Repeat the full listing below verbatim and keep the images out.

---*---

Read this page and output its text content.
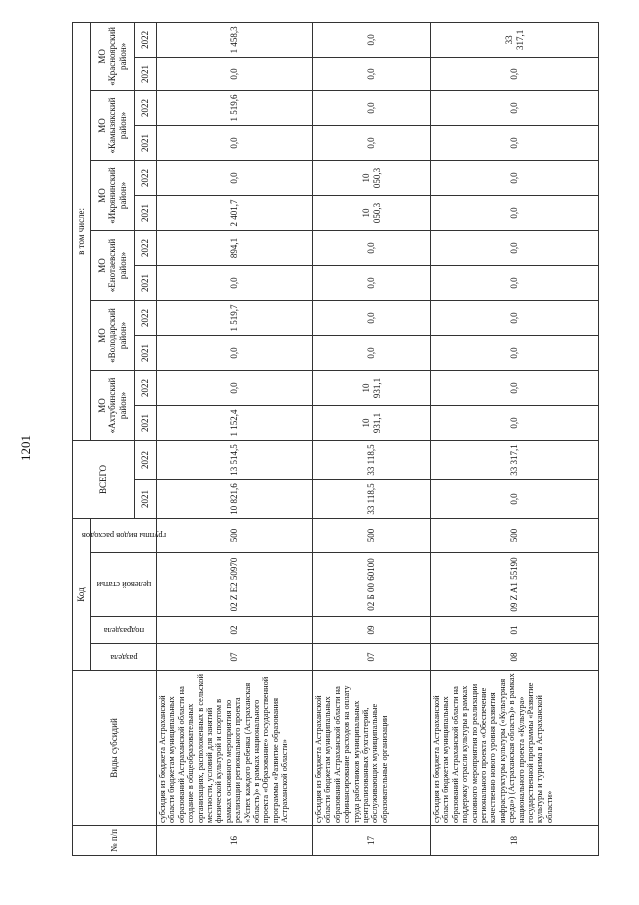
1201
№ п/п	Виды субсидий	Код				ВСЕГО		в том числе:											

		раздела	подраздела	целевой статьи	группы видов расходов			МО «Ахтубинский район»		МО «Володарский район»		МО «Енотаевский район»		МО «Икрянинский район»		МО «Камызякский район»		МО «Красноярский район»	

						2021	2022	2021	2022	2021	2022	2021	2022	2021	2022	2021	2022	2021	2022
16	субсидия из бюджета Астраханской области бюджетам муниципальных образований Астраханской области на создание в общеобразовательных организациях, расположенных в сельской местности, условий для занятий физической культурой и спортом в рамках основного мероприятия по реализации регионального проекта «Успех каждого ребенка (Астраханская область)» в рамках национального проекта «Образование» государственной программы «Развитие образования Астраханской области»	07	02	02 Z E2 50970	500	10 821,6	13 514,5	1 152,4	0,0	0,0	1 519,7	0,0	894,1	2 401,7	0,0	0,0	1 519,6	0,0	1 458,3
17	субсидия из бюджета Астраханской области бюджетам муниципальных образований Астраханской области на софинансирование расходов на оплату труда работников муниципальных централизованных бухгалтерий, обслуживающих муниципальные образовательные организации	07	09	02 Б 00 60100	500	33 118,5	33 118,5	10 931,1	10 931,1	0,0	0,0	0,0	0,0	10 050,3	10 050,3	0,0	0,0	0,0	0,0
18	субсидия из бюджета Астраханской области бюджетам муниципальных образований Астраханской области на поддержку отрасли культуры в рамках основного мероприятия по реализации регионального проекта «Обеспечение качественно нового уровня развития инфраструктуры культуры («Культурная среда») (Астраханская область)» в рамках национального проекта «Культура» государственной программы «Развитие культуры и туризма в Астраханской области»	08	01	09 Z A1 55190	500	0,0	33 317,1	0,0	0,0	0,0	0,0	0,0	0,0	0,0	0,0	0,0	0,0	0,0	33 317,1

---*---

→ SOLUTION TO THE PROBLEM:
Read this page and output its text content.
1201
№ п/п	Виды субсидий	Код				ВСЕГО		в том числе:											

		раздела	подраздела	целевой статьи	группы видов расходов			МО «Ахтубинский район»		МО «Володарский район»		МО «Енотаевский район»		МО «Икрянинский район»		МО «Камызякский район»		МО «Красноярский район»	

						2021	2022	2021	2022	2021	2022	2021	2022	2021	2022	2021	2022	2021	2022
16	субсидия из бюджета Астраханской области бюджетам муниципальных образований Астраханской области на создание в общеобразовательных организациях, расположенных в сельской местности, условий для занятий физической культурой и спортом в рамках основного мероприятия по реализации регионального проекта «Успех каждого ребенка (Астраханская область)» в рамках национального проекта «Образование» государственной программы «Развитие образования Астраханской области»	07	02	02 Z E2 50970	500	10 821,6	13 514,5	1 152,4	0,0	0,0	1 519,7	0,0	894,1	2 401,7	0,0	0,0	1 519,6	0,0	1 458,3
17	субсидия из бюджета Астраханской области бюджетам муниципальных образований Астраханской области на софинансирование расходов на оплату труда работников муниципальных централизованных бухгалтерий, обслуживающих муниципальные образовательные организации	07	09	02 Б 00 60100	500	33 118,5	33 118,5	10 931,1	10 931,1	0,0	0,0	0,0	0,0	10 050,3	10 050,3	0,0	0,0	0,0	0,0
18	субсидия из бюджета Астраханской области бюджетам муниципальных образований Астраханской области на поддержку отрасли культуры в рамках основного мероприятия по реализации регионального проекта «Обеспечение качественно нового уровня развития инфраструктуры культуры («Культурная среда») (Астраханская область)» в рамках национального проекта «Культура» государственной программы «Развитие культуры и туризма в Астраханской области»	08	01	09 Z A1 55190	500	0,0	33 317,1	0,0	0,0	0,0	0,0	0,0	0,0	0,0	0,0	0,0	0,0	0,0	33 317,1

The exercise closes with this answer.